▸ TASK STATEMENT:
In the entries that follow, how many lines hold the string "Development"? Give only that number.

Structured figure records

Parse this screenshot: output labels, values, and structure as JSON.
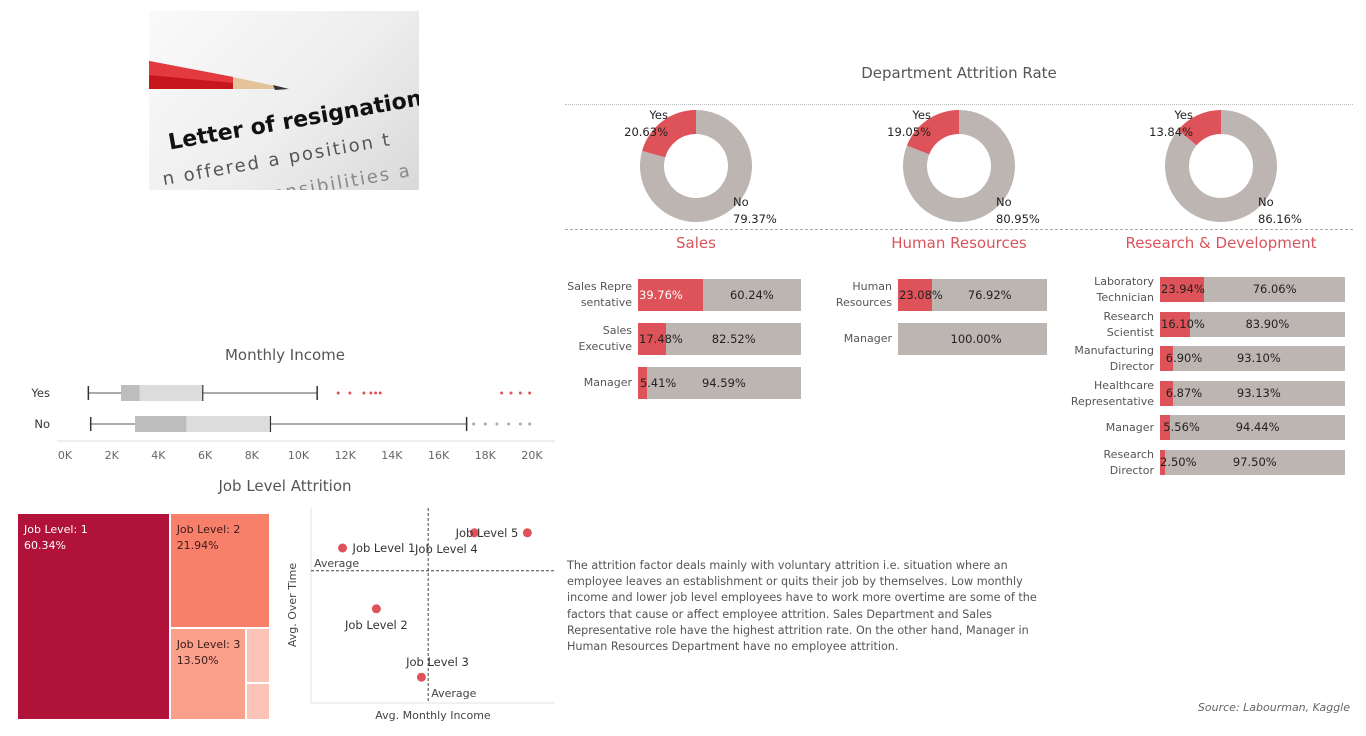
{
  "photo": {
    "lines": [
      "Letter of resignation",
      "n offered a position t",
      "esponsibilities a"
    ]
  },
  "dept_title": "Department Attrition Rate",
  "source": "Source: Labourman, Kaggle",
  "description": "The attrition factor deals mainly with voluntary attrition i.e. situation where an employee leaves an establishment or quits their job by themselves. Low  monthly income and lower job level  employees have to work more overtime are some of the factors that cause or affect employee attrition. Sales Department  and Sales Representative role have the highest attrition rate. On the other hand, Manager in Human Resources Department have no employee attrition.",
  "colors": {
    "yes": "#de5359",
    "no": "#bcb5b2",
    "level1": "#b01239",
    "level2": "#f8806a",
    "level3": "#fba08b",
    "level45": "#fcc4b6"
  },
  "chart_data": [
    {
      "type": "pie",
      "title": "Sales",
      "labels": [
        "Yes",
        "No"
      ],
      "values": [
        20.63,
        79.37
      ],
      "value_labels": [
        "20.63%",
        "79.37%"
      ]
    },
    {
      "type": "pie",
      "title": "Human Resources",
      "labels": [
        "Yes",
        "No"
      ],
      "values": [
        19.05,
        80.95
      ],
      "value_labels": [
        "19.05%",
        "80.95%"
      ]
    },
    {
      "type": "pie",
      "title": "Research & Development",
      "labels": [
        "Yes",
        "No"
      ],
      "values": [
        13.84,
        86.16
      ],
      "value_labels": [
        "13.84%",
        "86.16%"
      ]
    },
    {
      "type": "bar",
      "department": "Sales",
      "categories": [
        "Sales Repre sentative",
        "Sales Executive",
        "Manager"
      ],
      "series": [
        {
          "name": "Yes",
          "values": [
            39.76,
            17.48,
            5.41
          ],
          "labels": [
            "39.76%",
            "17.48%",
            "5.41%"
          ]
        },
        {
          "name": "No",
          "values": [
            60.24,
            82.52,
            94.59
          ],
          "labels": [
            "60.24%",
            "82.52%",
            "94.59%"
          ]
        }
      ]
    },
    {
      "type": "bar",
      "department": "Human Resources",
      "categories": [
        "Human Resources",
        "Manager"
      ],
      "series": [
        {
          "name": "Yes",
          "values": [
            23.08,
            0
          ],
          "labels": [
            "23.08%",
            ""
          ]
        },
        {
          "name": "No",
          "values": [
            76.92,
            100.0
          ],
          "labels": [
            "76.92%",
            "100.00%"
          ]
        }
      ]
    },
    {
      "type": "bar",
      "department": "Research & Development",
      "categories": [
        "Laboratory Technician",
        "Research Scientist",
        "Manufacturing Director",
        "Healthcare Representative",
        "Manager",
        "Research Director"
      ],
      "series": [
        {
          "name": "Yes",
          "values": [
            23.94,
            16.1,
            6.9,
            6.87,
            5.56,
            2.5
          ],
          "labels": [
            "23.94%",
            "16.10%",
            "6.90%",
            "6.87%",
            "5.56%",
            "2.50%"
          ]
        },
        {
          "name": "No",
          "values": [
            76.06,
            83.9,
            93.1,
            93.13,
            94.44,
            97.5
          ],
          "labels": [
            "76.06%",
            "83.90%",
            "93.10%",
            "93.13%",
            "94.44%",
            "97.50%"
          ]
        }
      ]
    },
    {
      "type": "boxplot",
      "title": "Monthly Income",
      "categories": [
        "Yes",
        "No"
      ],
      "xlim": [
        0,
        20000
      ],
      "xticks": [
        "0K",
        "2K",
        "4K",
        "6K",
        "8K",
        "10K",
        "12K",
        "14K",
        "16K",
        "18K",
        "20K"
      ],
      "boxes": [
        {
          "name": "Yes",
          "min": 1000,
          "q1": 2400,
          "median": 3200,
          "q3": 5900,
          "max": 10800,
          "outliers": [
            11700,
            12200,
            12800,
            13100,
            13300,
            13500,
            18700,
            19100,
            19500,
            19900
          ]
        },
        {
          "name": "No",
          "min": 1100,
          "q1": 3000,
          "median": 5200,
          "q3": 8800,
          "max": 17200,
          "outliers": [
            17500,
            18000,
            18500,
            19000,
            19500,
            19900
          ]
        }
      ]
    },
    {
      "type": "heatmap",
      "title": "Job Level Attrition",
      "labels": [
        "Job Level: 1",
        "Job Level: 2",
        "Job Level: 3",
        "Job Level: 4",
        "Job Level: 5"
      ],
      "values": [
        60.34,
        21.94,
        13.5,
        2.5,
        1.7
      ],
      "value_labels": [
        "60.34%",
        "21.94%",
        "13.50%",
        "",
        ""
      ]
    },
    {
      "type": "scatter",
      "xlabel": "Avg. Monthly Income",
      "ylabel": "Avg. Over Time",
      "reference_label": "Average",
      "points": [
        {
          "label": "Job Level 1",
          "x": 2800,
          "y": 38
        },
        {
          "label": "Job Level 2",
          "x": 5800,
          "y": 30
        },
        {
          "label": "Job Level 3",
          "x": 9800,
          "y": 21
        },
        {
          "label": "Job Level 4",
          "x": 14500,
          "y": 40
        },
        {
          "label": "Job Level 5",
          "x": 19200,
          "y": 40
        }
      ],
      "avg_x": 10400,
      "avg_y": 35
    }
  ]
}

* * *

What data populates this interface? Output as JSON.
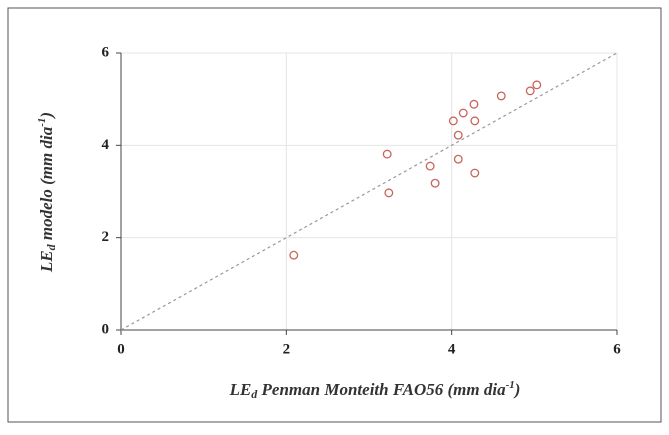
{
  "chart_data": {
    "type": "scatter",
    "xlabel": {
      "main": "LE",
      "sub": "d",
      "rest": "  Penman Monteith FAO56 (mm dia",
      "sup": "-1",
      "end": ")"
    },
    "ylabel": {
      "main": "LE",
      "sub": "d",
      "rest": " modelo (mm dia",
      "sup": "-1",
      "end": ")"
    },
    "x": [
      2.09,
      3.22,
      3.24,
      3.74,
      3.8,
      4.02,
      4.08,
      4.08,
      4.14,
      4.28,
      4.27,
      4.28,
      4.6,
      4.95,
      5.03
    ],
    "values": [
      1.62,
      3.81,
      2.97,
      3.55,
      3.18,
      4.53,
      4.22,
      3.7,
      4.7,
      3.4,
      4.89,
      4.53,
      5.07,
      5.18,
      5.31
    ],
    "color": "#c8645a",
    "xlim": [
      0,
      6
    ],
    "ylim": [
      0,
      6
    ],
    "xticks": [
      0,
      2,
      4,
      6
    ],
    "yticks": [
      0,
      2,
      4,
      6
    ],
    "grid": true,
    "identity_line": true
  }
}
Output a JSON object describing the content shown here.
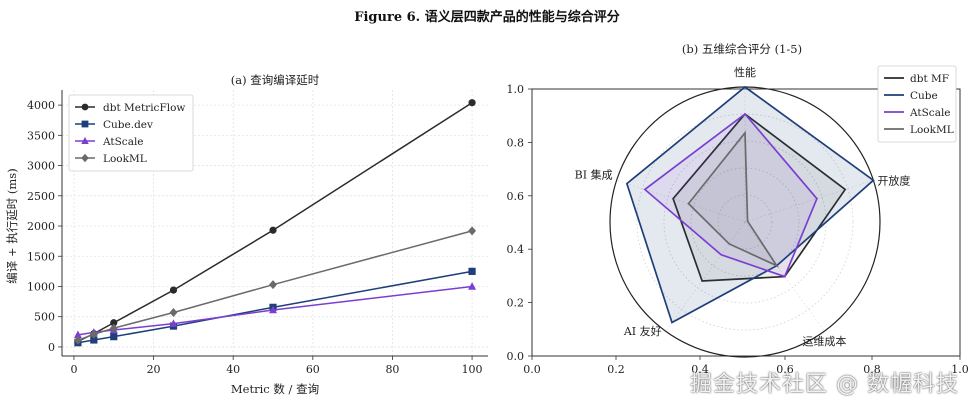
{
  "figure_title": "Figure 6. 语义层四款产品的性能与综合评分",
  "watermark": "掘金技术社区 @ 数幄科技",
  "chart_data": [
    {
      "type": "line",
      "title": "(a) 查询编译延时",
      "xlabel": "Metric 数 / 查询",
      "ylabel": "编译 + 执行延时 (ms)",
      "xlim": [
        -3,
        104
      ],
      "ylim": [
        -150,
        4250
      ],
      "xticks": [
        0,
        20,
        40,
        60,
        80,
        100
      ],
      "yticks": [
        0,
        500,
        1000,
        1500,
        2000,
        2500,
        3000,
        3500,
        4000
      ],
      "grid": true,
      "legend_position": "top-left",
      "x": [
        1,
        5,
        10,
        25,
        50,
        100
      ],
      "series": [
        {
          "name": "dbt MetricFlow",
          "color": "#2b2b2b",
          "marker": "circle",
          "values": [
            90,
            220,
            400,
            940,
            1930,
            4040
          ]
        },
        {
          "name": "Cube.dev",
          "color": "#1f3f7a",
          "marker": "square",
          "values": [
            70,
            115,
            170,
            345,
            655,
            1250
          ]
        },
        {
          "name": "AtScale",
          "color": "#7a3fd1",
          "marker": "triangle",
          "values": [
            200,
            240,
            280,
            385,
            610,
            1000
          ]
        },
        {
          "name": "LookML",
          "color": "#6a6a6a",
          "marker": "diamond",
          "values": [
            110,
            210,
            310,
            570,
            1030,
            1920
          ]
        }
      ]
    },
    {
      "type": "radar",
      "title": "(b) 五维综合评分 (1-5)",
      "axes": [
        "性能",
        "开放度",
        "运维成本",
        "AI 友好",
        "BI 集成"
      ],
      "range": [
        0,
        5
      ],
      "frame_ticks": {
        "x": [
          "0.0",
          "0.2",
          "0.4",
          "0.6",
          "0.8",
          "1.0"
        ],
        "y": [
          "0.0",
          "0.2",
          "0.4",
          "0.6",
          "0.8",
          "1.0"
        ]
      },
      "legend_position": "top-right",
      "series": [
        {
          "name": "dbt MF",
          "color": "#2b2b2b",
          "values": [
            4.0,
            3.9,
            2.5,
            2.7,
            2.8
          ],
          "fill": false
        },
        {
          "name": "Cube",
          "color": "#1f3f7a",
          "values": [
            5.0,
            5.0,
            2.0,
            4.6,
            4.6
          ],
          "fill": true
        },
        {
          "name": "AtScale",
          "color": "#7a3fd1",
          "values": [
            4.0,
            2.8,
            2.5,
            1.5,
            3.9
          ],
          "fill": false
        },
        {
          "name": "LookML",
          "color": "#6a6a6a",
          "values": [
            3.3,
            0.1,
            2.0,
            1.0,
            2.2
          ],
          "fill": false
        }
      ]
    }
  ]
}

▸ WRITTEN ANSWER:
2